##### READING PASSAGE #####

At the risk — yet again — of being branded a curmudgeon, I find it amuses me to address the subject of what seems to me the dearth of much in the way of good comedy at the movies. This has been simmering on the back burner of my brain ever since I ran Animal Crackers (1930) for Justin Souther and a few other friends a few months back. Justin, who is far from curmudgeonly age, and in the process of catching up on 70 or 80 years worth of cinema (I’ve yet to break it to him that this is an inexhaustible — if sometimes exhausting — undertaking).
Part way through this somewhat clunky, very old movie (it was only their second film), Justin asked me, “Are all their films this good, or do they fall off as they go along?” Heaving that sigh of relief that always accompanies the moment when you realize that you haven’t made a mistake by introducing someone to something you love (hey, a prime factor in one of my early break-ups had to do with the fact that she didn’t like the Marx Brothers or the Beatles), I explained that the first five of their films were pretty much golden. After that, it’s a little more hit and miss — something I blame on the movies themselves more than the Marxes.
One thing led to another — as one thing is wont to do — and over a period of time several discussions ensued about the lack of really good comedies on movie screens today. Now, before everyone starts screaming about movies like Hot Fuzz (2007), I’m not saying that there’s no good comedy out there, but that the bad — and the flat-out dreadful — far outweighs the good, especially when it comes to the folks who specialize in comedy. When your top comedic performers are Adam Sandler, Mike Myers, Will Ferrell, Jim Carrey and such hangers-on as Eddie Murphy and Robin Williams, it’s understandable that the occasionally amusing crudities from the Judd Apatow factory (which is not exactly un-associated with some of this other stuff) are taken for great comedies.
I’ll go further and say that, yes, everyone on that list has done good work, though it’s usually when they step out of their usual range and tackle something else. Further, I’m not making a case that things were so much better “in my day.” In some ways, it was. We did have the antic movies of Richard Lester, who found (and helped create) something like his own Four Marx Brothers in John, Paul, George and Ringo. And we had Peter Sellers, whose work was uneven, yes, but at its best was something to behold. But, yeah, we also had Jerry Lewis still hanging around and Beach Party movies.

#####

▶ **GOAL**
Reproduce the essay on the shortage of good movie comedy word for word, from its first sentence to its last.

##### EXCERPTED DATA #####

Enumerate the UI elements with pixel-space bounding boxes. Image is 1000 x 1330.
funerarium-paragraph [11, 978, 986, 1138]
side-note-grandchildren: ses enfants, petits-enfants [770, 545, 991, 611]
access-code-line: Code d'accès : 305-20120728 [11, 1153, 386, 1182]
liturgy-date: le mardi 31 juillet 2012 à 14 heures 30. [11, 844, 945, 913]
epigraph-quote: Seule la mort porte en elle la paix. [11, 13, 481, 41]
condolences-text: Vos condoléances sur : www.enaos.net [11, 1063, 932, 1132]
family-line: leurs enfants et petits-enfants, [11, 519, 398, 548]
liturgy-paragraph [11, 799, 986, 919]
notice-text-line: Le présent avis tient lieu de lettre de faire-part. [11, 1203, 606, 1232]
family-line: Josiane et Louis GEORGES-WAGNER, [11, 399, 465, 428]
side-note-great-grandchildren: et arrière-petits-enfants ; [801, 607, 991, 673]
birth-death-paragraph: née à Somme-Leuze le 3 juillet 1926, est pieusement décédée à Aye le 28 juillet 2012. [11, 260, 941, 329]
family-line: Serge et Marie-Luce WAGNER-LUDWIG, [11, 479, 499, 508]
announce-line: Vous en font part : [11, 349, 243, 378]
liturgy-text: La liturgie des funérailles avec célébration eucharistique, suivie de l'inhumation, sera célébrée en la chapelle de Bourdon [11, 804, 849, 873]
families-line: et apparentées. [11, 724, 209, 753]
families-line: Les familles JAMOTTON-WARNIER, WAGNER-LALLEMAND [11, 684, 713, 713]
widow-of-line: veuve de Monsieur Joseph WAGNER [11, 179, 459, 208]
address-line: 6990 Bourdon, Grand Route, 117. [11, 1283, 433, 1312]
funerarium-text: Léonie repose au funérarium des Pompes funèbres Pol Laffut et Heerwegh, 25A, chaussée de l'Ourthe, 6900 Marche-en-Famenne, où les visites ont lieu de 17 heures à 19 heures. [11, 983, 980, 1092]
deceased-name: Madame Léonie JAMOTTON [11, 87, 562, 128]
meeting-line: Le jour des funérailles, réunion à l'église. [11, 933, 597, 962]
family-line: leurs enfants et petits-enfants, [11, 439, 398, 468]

#####

▶ **SOLUTION FOR THIS TASK**
At the risk — yet again — of being branded a curmudgeon, I find it amuses me to address the subject of what seems to me the dearth of much in the way of good comedy at the movies. This has been simmering on the back burner of my brain ever since I ran Animal Crackers (1930) for Justin Souther and a few other friends a few months back. Justin, who is far from curmudgeonly age, and in the process of catching up on 70 or 80 years worth of cinema (I’ve yet to break it to him that this is an inexhaustible — if sometimes exhausting — undertaking).
Part way through this somewhat clunky, very old movie (it was only their second film), Justin asked me, “Are all their films this good, or do they fall off as they go along?” Heaving that sigh of relief that always accompanies the moment when you realize that you haven’t made a mistake by introducing someone to something you love (hey, a prime factor in one of my early break-ups had to do with the fact that she didn’t like the Marx Brothers or the Beatles), I explained that the first five of their films were pretty much golden. After that, it’s a little more hit and miss — something I blame on the movies themselves more than the Marxes.
One thing led to another — as one thing is wont to do — and over a period of time several discussions ensued about the lack of really good comedies on movie screens today. Now, before everyone starts screaming about movies like Hot Fuzz (2007), I’m not saying that there’s no good comedy out there, but that the bad — and the flat-out dreadful — far outweighs the good, especially when it comes to the folks who specialize in comedy. When your top comedic performers are Adam Sandler, Mike Myers, Will Ferrell, Jim Carrey and such hangers-on as Eddie Murphy and Robin Williams, it’s understandable that the occasionally amusing crudities from the Judd Apatow factory (which is not exactly un-associated with some of this other stuff) are taken for great comedies.
I’ll go further and say that, yes, everyone on that list has done good work, though it’s usually when they step out of their usual range and tackle something else. Further, I’m not making a case that things were so much better “in my day.” In some ways, it was. We did have the antic movies of Richard Lester, who found (and helped create) something like his own Four Marx Brothers in John, Paul, George and Ringo. And we had Peter Sellers, whose work was uneven, yes, but at its best was something to behold. But, yeah, we also had Jerry Lewis still hanging around and Beach Party movies.